### LISTING

= = =

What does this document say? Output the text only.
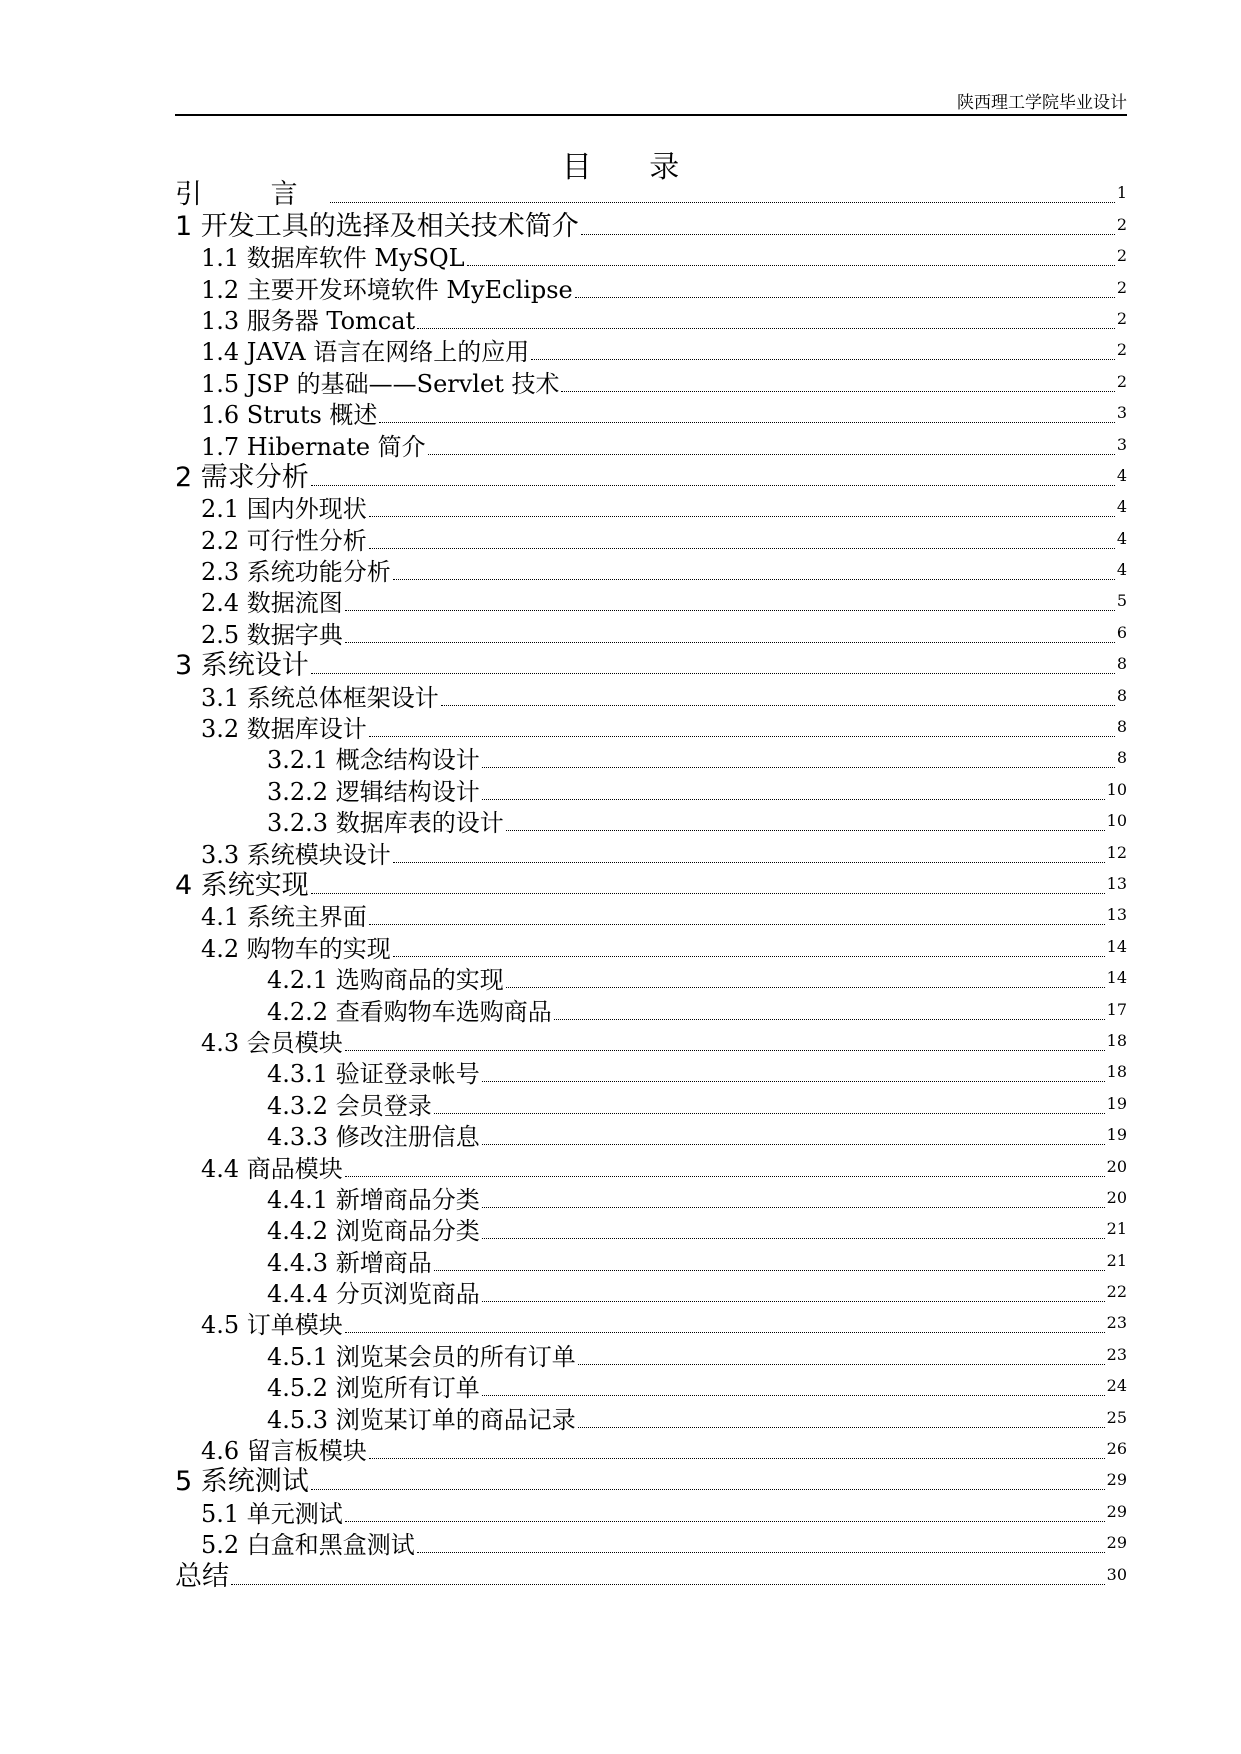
陕西理工学院毕业设计
目 录
引 言	1
1 开发工具的选择及相关技术简介	2
1.1 数据库软件 MySQL	2
1.2 主要开发环境软件 MyEclipse	2
1.3 服务器 Tomcat	2
1.4 JAVA 语言在网络上的应用	2
1.5 JSP 的基础——Servlet 技术	2
1.6 Struts 概述	3
1.7 Hibernate 简介	3
2 需求分析	4
2.1 国内外现状	4
2.2 可行性分析	4
2.3 系统功能分析	4
2.4 数据流图	5
2.5 数据字典	6
3 系统设计	8
3.1 系统总体框架设计	8
3.2 数据库设计	8
3.2.1 概念结构设计	8
3.2.2 逻辑结构设计	10
3.2.3 数据库表的设计	10
3.3 系统模块设计	12
4 系统实现	13
4.1 系统主界面	13
4.2 购物车的实现	14
4.2.1 选购商品的实现	14
4.2.2 查看购物车选购商品	17
4.3 会员模块	18
4.3.1 验证登录帐号	18
4.3.2 会员登录	19
4.3.3 修改注册信息	19
4.4 商品模块	20
4.4.1 新增商品分类	20
4.4.2 浏览商品分类	21
4.4.3 新增商品	21
4.4.4 分页浏览商品	22
4.5 订单模块	23
4.5.1 浏览某会员的所有订单	23
4.5.2 浏览所有订单	24
4.5.3 浏览某订单的商品记录	25
4.6 留言板模块	26
5 系统测试	29
5.1 单元测试	29
5.2 白盒和黑盒测试	29
总结	30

= = =

### WORK TO COMPLETE
Skip the pictures and print each record exactly as it stands.

### RESULT OF THIS EXERCISE
What does this document say? Output the text only.
陕西理工学院毕业设计
目 录
引 言	1
1 开发工具的选择及相关技术简介	2
1.1 数据库软件 MySQL	2
1.2 主要开发环境软件 MyEclipse	2
1.3 服务器 Tomcat	2
1.4 JAVA 语言在网络上的应用	2
1.5 JSP 的基础——Servlet 技术	2
1.6 Struts 概述	3
1.7 Hibernate 简介	3
2 需求分析	4
2.1 国内外现状	4
2.2 可行性分析	4
2.3 系统功能分析	4
2.4 数据流图	5
2.5 数据字典	6
3 系统设计	8
3.1 系统总体框架设计	8
3.2 数据库设计	8
3.2.1 概念结构设计	8
3.2.2 逻辑结构设计	10
3.2.3 数据库表的设计	10
3.3 系统模块设计	12
4 系统实现	13
4.1 系统主界面	13
4.2 购物车的实现	14
4.2.1 选购商品的实现	14
4.2.2 查看购物车选购商品	17
4.3 会员模块	18
4.3.1 验证登录帐号	18
4.3.2 会员登录	19
4.3.3 修改注册信息	19
4.4 商品模块	20
4.4.1 新增商品分类	20
4.4.2 浏览商品分类	21
4.4.3 新增商品	21
4.4.4 分页浏览商品	22
4.5 订单模块	23
4.5.1 浏览某会员的所有订单	23
4.5.2 浏览所有订单	24
4.5.3 浏览某订单的商品记录	25
4.6 留言板模块	26
5 系统测试	29
5.1 单元测试	29
5.2 白盒和黑盒测试	29
总结	30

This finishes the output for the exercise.